== Task brief ==
Copy each line that contains the string "this".

— Start Given records —

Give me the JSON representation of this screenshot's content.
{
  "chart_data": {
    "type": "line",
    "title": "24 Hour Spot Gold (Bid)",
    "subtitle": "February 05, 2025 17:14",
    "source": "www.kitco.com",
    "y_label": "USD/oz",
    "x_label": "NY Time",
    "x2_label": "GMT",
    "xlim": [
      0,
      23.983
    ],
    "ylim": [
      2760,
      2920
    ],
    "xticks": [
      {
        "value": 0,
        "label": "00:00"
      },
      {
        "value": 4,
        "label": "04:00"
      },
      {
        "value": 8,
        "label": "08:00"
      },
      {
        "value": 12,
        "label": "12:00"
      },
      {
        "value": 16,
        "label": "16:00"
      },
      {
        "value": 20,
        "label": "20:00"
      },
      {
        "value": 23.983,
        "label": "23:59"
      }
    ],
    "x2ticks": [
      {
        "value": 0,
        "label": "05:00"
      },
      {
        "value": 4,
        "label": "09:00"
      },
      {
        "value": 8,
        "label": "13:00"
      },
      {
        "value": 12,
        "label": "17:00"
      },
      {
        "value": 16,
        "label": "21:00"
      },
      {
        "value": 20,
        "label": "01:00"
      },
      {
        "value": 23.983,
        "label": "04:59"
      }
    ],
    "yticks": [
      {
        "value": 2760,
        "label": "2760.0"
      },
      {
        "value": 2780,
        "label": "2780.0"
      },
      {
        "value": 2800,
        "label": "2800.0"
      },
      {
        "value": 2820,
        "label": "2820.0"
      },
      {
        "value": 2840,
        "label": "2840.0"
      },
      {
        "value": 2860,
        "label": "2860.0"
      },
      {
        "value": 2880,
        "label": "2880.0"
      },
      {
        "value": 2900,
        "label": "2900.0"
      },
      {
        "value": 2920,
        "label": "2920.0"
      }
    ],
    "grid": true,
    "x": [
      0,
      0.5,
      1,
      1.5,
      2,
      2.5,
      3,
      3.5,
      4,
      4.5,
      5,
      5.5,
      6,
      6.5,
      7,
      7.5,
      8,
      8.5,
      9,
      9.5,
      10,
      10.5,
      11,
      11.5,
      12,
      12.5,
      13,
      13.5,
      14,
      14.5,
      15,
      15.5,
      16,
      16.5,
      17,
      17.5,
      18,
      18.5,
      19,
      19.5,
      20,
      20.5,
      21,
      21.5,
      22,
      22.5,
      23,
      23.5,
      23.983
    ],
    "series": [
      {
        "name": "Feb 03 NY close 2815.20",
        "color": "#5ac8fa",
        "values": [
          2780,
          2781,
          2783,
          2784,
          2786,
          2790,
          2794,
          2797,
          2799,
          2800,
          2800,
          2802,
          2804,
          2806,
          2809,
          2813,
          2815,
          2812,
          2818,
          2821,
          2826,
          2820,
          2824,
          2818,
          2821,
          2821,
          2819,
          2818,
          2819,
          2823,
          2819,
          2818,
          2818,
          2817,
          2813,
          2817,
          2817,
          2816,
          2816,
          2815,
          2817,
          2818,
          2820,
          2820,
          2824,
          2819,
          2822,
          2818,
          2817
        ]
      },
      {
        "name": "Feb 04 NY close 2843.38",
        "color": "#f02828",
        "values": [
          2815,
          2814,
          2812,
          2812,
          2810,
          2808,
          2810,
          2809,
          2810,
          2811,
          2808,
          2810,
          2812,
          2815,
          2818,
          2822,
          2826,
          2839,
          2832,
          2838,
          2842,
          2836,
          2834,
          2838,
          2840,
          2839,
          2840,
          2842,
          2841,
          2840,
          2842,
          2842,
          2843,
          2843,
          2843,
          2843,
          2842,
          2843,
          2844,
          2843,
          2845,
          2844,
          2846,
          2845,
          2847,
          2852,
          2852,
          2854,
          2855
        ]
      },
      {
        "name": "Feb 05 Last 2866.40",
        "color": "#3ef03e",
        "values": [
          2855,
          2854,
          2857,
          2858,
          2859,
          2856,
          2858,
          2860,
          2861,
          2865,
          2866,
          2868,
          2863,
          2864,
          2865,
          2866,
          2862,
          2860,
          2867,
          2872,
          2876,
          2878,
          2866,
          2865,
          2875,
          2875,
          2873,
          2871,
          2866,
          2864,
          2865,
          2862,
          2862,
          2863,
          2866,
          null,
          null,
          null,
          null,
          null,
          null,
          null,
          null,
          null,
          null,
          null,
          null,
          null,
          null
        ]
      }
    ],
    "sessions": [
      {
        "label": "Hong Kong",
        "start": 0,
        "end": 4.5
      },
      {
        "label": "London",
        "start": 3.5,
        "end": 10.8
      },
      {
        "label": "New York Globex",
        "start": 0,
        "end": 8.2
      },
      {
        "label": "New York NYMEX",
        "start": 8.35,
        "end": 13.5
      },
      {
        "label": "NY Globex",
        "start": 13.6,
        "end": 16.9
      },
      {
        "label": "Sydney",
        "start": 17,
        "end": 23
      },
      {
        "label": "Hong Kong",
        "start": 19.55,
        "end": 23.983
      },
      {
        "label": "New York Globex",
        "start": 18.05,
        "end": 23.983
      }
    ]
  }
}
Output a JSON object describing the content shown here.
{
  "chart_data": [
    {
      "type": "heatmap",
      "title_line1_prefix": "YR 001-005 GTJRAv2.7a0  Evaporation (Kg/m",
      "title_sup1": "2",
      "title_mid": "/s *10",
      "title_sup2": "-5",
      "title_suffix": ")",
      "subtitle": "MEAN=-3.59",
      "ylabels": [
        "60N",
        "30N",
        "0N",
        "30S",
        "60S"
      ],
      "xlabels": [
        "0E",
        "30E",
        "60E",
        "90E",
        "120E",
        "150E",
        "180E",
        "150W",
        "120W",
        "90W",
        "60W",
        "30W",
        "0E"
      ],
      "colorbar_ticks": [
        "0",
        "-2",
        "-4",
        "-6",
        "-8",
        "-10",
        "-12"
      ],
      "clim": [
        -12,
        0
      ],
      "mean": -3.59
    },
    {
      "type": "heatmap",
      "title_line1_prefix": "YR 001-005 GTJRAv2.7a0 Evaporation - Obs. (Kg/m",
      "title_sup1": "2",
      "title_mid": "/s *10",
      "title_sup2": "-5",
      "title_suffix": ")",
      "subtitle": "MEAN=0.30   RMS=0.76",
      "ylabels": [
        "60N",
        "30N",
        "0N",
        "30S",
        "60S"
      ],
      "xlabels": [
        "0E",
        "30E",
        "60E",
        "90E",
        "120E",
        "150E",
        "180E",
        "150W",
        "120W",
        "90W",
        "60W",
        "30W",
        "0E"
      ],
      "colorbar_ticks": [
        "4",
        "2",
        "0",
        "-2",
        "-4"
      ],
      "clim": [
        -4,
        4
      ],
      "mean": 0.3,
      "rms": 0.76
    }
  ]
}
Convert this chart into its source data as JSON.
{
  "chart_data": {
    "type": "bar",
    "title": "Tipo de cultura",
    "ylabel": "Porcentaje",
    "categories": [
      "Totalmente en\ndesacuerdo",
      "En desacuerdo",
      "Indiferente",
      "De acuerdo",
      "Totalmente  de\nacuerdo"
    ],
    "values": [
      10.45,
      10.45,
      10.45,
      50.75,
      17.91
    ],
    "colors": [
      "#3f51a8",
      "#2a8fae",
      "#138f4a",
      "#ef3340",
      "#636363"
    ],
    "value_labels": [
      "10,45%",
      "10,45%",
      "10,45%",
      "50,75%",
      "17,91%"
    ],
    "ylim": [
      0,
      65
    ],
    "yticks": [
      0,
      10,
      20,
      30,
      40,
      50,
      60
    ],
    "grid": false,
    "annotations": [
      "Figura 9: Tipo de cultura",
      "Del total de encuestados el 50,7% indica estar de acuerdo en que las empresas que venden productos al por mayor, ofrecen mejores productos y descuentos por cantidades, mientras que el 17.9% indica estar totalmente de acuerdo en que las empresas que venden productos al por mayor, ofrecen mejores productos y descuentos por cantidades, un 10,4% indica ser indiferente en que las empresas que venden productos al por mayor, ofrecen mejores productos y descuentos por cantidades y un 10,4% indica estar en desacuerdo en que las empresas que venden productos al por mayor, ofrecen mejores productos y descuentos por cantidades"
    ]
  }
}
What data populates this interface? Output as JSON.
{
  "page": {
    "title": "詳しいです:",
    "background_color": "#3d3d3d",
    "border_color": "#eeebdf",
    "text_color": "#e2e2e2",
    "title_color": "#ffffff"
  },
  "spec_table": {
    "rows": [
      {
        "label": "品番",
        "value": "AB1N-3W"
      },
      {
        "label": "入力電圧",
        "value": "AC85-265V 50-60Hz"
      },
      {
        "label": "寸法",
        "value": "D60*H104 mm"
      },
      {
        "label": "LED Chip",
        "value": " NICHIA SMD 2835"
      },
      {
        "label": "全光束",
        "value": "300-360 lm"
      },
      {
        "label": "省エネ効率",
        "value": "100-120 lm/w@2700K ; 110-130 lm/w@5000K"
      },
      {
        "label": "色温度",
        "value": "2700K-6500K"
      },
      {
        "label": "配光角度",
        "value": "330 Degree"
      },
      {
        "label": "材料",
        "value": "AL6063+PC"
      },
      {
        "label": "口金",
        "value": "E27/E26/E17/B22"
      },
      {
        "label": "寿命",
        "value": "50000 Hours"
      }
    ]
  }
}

— End Given records —

== Output of the task ==
Give me the JSON representation of this screenshot's content.
Convert this chart into its source data as JSON.
What data populates this interface? Output as JSON.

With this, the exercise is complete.